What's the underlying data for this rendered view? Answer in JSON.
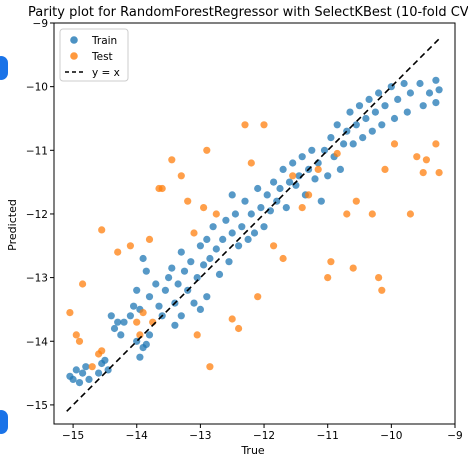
{
  "chart_data": {
    "type": "scatter",
    "title": "Parity plot for RandomForestRegressor with SelectKBest (10-fold CV)",
    "xlabel": "True",
    "ylabel": "Predicted",
    "xlim": [
      -15.3,
      -9.0
    ],
    "ylim": [
      -15.3,
      -9.0
    ],
    "x_ticks": [
      -15,
      -14,
      -13,
      -12,
      -11,
      -10,
      -9
    ],
    "y_ticks": [
      -15,
      -14,
      -13,
      -12,
      -11,
      -10,
      -9
    ],
    "x_tick_labels": [
      "−15",
      "−14",
      "−13",
      "−12",
      "−11",
      "−10",
      "−9"
    ],
    "y_tick_labels": [
      "−15",
      "−14",
      "−13",
      "−12",
      "−11",
      "−10",
      "−9"
    ],
    "grid": false,
    "legend_position": "top-left",
    "series": [
      {
        "name": "Train",
        "color": "#1f77b4",
        "points": [
          [
            -15.05,
            -14.55
          ],
          [
            -15.0,
            -14.6
          ],
          [
            -14.95,
            -14.45
          ],
          [
            -14.9,
            -14.65
          ],
          [
            -14.85,
            -14.5
          ],
          [
            -14.8,
            -14.4
          ],
          [
            -14.75,
            -14.6
          ],
          [
            -14.6,
            -14.5
          ],
          [
            -14.5,
            -14.3
          ],
          [
            -14.45,
            -14.45
          ],
          [
            -14.55,
            -14.35
          ],
          [
            -14.4,
            -13.6
          ],
          [
            -14.35,
            -13.8
          ],
          [
            -14.3,
            -13.7
          ],
          [
            -14.25,
            -13.9
          ],
          [
            -14.2,
            -13.7
          ],
          [
            -14.1,
            -13.6
          ],
          [
            -14.05,
            -13.45
          ],
          [
            -14.0,
            -13.2
          ],
          [
            -13.95,
            -13.5
          ],
          [
            -14.0,
            -14.0
          ],
          [
            -13.9,
            -14.1
          ],
          [
            -13.95,
            -14.25
          ],
          [
            -13.85,
            -14.05
          ],
          [
            -13.8,
            -13.9
          ],
          [
            -13.9,
            -12.7
          ],
          [
            -13.85,
            -12.9
          ],
          [
            -13.8,
            -13.3
          ],
          [
            -13.7,
            -13.1
          ],
          [
            -13.65,
            -13.45
          ],
          [
            -13.6,
            -13.6
          ],
          [
            -13.55,
            -13.2
          ],
          [
            -13.5,
            -13.0
          ],
          [
            -13.45,
            -12.85
          ],
          [
            -13.4,
            -13.4
          ],
          [
            -13.35,
            -13.1
          ],
          [
            -13.4,
            -13.75
          ],
          [
            -13.3,
            -13.6
          ],
          [
            -13.3,
            -12.6
          ],
          [
            -13.25,
            -12.9
          ],
          [
            -13.2,
            -13.2
          ],
          [
            -13.15,
            -12.75
          ],
          [
            -13.1,
            -13.4
          ],
          [
            -13.05,
            -13.0
          ],
          [
            -13.0,
            -12.5
          ],
          [
            -12.95,
            -12.8
          ],
          [
            -13.0,
            -13.5
          ],
          [
            -12.9,
            -12.4
          ],
          [
            -12.85,
            -12.7
          ],
          [
            -12.9,
            -13.3
          ],
          [
            -12.8,
            -12.2
          ],
          [
            -12.75,
            -12.55
          ],
          [
            -12.7,
            -12.95
          ],
          [
            -12.65,
            -12.4
          ],
          [
            -12.6,
            -12.1
          ],
          [
            -12.55,
            -12.75
          ],
          [
            -12.5,
            -12.3
          ],
          [
            -12.5,
            -11.7
          ],
          [
            -12.45,
            -12.0
          ],
          [
            -12.4,
            -12.5
          ],
          [
            -12.35,
            -12.2
          ],
          [
            -12.3,
            -11.8
          ],
          [
            -12.25,
            -12.4
          ],
          [
            -12.2,
            -12.0
          ],
          [
            -12.15,
            -12.3
          ],
          [
            -12.1,
            -11.6
          ],
          [
            -12.05,
            -11.9
          ],
          [
            -12.0,
            -12.2
          ],
          [
            -11.95,
            -11.7
          ],
          [
            -11.9,
            -11.95
          ],
          [
            -11.85,
            -11.5
          ],
          [
            -11.8,
            -11.8
          ],
          [
            -11.75,
            -11.6
          ],
          [
            -11.7,
            -11.3
          ],
          [
            -11.65,
            -11.9
          ],
          [
            -11.6,
            -11.5
          ],
          [
            -11.55,
            -11.2
          ],
          [
            -11.5,
            -11.55
          ],
          [
            -11.45,
            -11.4
          ],
          [
            -11.4,
            -11.1
          ],
          [
            -11.35,
            -11.7
          ],
          [
            -11.3,
            -11.3
          ],
          [
            -11.25,
            -11.0
          ],
          [
            -11.2,
            -11.45
          ],
          [
            -11.15,
            -11.2
          ],
          [
            -11.1,
            -11.8
          ],
          [
            -11.05,
            -11.0
          ],
          [
            -11.0,
            -11.4
          ],
          [
            -10.95,
            -10.8
          ],
          [
            -10.9,
            -11.1
          ],
          [
            -10.85,
            -10.6
          ],
          [
            -10.8,
            -11.3
          ],
          [
            -10.75,
            -10.9
          ],
          [
            -10.7,
            -10.7
          ],
          [
            -10.65,
            -10.4
          ],
          [
            -10.6,
            -10.9
          ],
          [
            -10.55,
            -10.6
          ],
          [
            -10.5,
            -10.3
          ],
          [
            -10.45,
            -10.8
          ],
          [
            -10.4,
            -10.5
          ],
          [
            -10.35,
            -10.2
          ],
          [
            -10.3,
            -10.7
          ],
          [
            -10.25,
            -10.4
          ],
          [
            -10.2,
            -10.1
          ],
          [
            -10.15,
            -10.6
          ],
          [
            -10.1,
            -10.3
          ],
          [
            -10.0,
            -10.0
          ],
          [
            -9.95,
            -10.5
          ],
          [
            -9.9,
            -10.2
          ],
          [
            -9.8,
            -9.95
          ],
          [
            -9.75,
            -10.4
          ],
          [
            -9.7,
            -10.1
          ],
          [
            -9.55,
            -9.95
          ],
          [
            -9.5,
            -10.3
          ],
          [
            -9.4,
            -10.1
          ],
          [
            -9.3,
            -9.9
          ],
          [
            -9.25,
            -10.05
          ],
          [
            -9.3,
            -10.25
          ]
        ]
      },
      {
        "name": "Test",
        "color": "#ff7f0e",
        "points": [
          [
            -15.05,
            -13.55
          ],
          [
            -14.95,
            -13.9
          ],
          [
            -14.9,
            -14.0
          ],
          [
            -14.85,
            -13.1
          ],
          [
            -14.6,
            -14.2
          ],
          [
            -14.55,
            -14.15
          ],
          [
            -14.7,
            -14.4
          ],
          [
            -14.55,
            -12.25
          ],
          [
            -14.3,
            -12.6
          ],
          [
            -14.1,
            -12.5
          ],
          [
            -14.0,
            -13.7
          ],
          [
            -13.95,
            -13.9
          ],
          [
            -13.9,
            -13.55
          ],
          [
            -13.8,
            -12.4
          ],
          [
            -13.75,
            -13.7
          ],
          [
            -13.65,
            -11.6
          ],
          [
            -13.6,
            -11.6
          ],
          [
            -13.45,
            -11.15
          ],
          [
            -13.3,
            -11.4
          ],
          [
            -13.2,
            -11.8
          ],
          [
            -13.1,
            -12.3
          ],
          [
            -13.05,
            -13.9
          ],
          [
            -12.95,
            -11.9
          ],
          [
            -12.9,
            -11.0
          ],
          [
            -12.85,
            -14.4
          ],
          [
            -12.75,
            -12.0
          ],
          [
            -12.5,
            -13.65
          ],
          [
            -12.4,
            -13.8
          ],
          [
            -12.3,
            -10.6
          ],
          [
            -12.2,
            -11.2
          ],
          [
            -12.1,
            -13.3
          ],
          [
            -12.0,
            -10.6
          ],
          [
            -11.85,
            -12.5
          ],
          [
            -11.7,
            -12.7
          ],
          [
            -11.55,
            -11.4
          ],
          [
            -11.4,
            -11.9
          ],
          [
            -11.3,
            -11.7
          ],
          [
            -11.15,
            -11.3
          ],
          [
            -11.0,
            -13.0
          ],
          [
            -10.95,
            -12.75
          ],
          [
            -10.85,
            -11.05
          ],
          [
            -10.7,
            -12.0
          ],
          [
            -10.6,
            -12.85
          ],
          [
            -10.55,
            -11.8
          ],
          [
            -10.3,
            -12.0
          ],
          [
            -10.2,
            -13.0
          ],
          [
            -10.15,
            -13.2
          ],
          [
            -10.1,
            -11.3
          ],
          [
            -9.95,
            -10.9
          ],
          [
            -9.7,
            -12.0
          ],
          [
            -9.6,
            -11.1
          ],
          [
            -9.5,
            -11.35
          ],
          [
            -9.45,
            -11.15
          ],
          [
            -9.3,
            -10.9
          ],
          [
            -9.25,
            -11.35
          ]
        ]
      }
    ],
    "reference_line": {
      "name": "y = x",
      "from": [
        -15.1,
        -15.1
      ],
      "to": [
        -9.25,
        -9.25
      ],
      "style": "dashed",
      "color": "#000000"
    }
  }
}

_Stated goal_.
Among the lines of the records above, count those holding the string "color", and report only the number.

_Exercise answer_.
3